■ **WHAT IS NEEDED**
Report how many lines contain "structured". Give the number and nothing else.

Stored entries
** BEGIN **

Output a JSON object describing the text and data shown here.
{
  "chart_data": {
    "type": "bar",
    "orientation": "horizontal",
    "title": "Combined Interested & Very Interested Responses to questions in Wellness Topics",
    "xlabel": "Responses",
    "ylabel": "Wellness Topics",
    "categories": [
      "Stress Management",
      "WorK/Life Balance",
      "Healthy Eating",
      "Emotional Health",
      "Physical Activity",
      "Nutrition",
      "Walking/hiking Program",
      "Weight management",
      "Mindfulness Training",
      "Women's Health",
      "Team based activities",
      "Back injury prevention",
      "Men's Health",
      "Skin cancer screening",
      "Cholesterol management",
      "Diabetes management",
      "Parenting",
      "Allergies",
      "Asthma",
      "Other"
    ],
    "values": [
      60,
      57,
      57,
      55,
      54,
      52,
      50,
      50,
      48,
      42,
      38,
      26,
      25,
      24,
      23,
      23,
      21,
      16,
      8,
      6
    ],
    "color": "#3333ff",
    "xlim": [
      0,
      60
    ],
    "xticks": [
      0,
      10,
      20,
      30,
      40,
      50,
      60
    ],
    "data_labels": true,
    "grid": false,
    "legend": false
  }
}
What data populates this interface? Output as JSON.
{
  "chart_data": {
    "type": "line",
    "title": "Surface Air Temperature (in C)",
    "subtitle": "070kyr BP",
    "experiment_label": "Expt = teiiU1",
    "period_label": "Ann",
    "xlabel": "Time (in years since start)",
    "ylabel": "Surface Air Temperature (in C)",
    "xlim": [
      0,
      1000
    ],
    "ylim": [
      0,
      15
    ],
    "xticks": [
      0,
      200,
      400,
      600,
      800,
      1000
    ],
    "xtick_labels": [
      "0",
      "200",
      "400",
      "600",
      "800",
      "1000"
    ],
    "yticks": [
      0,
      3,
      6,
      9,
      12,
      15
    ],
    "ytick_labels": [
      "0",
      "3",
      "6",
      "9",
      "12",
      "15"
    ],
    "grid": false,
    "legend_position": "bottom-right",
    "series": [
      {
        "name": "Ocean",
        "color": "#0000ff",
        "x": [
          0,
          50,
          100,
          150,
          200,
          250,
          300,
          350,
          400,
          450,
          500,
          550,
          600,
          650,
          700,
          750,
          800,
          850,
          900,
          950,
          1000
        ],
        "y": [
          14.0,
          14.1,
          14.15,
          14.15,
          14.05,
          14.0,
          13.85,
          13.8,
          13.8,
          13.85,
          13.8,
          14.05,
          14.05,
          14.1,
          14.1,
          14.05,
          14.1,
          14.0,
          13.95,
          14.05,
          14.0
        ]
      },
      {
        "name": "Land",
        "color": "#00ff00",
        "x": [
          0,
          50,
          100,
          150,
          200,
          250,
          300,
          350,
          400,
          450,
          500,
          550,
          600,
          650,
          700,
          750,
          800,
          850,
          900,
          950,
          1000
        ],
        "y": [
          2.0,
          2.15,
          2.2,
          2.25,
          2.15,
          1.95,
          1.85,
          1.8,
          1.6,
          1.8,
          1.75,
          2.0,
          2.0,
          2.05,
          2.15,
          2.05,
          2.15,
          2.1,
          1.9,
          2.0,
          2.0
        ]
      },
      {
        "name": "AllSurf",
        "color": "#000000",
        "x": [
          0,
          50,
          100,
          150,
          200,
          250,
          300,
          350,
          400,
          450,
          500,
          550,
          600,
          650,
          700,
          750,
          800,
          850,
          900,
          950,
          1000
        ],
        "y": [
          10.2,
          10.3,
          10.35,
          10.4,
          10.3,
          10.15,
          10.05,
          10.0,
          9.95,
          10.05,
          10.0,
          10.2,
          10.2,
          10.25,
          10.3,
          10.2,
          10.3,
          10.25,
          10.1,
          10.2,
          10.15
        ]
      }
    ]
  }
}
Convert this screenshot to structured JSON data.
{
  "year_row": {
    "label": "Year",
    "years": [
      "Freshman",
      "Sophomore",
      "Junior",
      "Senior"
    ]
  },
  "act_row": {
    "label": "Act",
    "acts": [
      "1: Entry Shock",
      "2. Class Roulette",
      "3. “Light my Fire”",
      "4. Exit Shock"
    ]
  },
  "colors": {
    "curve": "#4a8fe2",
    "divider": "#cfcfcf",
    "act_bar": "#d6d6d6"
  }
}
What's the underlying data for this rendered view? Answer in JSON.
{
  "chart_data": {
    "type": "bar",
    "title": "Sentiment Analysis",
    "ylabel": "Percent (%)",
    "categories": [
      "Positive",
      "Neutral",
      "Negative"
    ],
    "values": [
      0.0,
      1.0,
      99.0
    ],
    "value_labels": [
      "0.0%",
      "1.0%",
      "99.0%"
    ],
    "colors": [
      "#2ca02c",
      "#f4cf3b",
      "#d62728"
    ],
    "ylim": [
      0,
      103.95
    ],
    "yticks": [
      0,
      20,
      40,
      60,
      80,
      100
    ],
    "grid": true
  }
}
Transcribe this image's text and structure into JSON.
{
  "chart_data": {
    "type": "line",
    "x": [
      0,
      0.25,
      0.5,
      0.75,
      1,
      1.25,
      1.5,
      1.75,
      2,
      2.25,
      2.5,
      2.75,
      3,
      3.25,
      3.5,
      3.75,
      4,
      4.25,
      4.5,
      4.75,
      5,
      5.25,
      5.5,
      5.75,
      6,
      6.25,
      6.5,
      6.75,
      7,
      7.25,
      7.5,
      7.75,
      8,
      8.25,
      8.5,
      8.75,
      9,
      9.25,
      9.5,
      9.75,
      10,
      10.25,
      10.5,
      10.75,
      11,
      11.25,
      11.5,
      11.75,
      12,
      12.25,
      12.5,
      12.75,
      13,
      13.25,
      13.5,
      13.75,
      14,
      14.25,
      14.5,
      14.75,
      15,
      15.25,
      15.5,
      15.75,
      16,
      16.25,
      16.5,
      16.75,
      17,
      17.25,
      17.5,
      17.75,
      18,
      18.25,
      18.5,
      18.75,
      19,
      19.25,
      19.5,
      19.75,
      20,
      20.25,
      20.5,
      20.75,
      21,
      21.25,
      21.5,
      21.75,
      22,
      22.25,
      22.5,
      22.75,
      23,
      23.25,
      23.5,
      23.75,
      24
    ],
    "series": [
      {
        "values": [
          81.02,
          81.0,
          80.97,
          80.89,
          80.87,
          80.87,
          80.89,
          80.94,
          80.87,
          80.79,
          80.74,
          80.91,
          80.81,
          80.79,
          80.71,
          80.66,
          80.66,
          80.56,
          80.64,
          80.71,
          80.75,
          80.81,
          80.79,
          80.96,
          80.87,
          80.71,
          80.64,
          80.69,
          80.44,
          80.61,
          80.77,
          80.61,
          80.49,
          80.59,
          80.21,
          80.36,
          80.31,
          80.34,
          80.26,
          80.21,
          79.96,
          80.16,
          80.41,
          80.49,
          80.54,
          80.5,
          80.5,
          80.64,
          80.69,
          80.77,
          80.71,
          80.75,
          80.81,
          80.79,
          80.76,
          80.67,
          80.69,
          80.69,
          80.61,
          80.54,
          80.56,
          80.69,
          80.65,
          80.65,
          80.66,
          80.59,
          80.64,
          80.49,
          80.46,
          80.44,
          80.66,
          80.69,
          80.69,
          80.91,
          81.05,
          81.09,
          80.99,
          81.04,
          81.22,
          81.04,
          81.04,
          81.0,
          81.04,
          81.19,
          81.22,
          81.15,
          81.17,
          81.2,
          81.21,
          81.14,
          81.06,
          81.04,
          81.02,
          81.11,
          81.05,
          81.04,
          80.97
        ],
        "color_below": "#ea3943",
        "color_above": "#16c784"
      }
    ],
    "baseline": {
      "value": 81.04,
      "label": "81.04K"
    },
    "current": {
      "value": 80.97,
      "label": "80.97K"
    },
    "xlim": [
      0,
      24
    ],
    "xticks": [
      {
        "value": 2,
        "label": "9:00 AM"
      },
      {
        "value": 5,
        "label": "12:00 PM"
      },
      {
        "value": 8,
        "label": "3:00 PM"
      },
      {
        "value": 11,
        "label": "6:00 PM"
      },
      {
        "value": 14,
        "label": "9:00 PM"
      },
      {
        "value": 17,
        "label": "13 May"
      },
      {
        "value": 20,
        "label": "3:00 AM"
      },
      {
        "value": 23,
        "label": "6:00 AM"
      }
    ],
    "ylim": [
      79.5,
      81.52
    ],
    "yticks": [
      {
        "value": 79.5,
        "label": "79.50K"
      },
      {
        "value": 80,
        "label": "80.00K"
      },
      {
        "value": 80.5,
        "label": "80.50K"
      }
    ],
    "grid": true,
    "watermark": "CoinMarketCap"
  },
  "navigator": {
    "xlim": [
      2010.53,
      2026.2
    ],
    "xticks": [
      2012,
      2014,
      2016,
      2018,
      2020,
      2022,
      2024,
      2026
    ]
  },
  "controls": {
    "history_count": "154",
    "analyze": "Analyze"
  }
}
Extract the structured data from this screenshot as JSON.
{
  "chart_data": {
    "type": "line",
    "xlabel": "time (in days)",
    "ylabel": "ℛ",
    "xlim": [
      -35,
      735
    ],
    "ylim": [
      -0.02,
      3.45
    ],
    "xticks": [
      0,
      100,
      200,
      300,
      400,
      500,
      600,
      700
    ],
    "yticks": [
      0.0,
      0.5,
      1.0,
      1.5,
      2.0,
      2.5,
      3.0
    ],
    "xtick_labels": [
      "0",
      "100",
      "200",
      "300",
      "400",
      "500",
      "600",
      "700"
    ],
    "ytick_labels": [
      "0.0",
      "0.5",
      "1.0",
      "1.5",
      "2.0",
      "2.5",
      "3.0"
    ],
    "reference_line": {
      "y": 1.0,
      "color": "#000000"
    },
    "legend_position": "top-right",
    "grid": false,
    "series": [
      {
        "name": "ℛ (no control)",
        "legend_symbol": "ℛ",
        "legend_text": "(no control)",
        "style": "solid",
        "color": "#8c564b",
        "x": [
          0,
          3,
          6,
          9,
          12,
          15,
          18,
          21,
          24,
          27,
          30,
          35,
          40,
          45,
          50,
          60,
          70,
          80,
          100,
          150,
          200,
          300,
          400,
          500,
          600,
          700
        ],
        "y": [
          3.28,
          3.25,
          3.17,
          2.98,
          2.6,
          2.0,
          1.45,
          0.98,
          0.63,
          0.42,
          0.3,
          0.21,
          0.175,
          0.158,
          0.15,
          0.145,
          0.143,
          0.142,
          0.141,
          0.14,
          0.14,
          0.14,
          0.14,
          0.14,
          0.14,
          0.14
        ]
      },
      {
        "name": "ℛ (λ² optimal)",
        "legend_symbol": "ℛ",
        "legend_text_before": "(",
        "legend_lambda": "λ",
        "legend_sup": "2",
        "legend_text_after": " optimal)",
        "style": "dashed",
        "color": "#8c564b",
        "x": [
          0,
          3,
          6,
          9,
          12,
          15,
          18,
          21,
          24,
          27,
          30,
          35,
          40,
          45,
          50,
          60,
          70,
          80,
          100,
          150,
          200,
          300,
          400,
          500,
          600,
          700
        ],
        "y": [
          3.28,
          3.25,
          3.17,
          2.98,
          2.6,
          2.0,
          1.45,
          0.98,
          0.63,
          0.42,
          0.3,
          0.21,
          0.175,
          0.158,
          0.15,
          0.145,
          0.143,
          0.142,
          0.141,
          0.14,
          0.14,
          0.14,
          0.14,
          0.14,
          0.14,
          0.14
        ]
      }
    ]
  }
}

** END **

■ **SOLVED PROBLEM**
2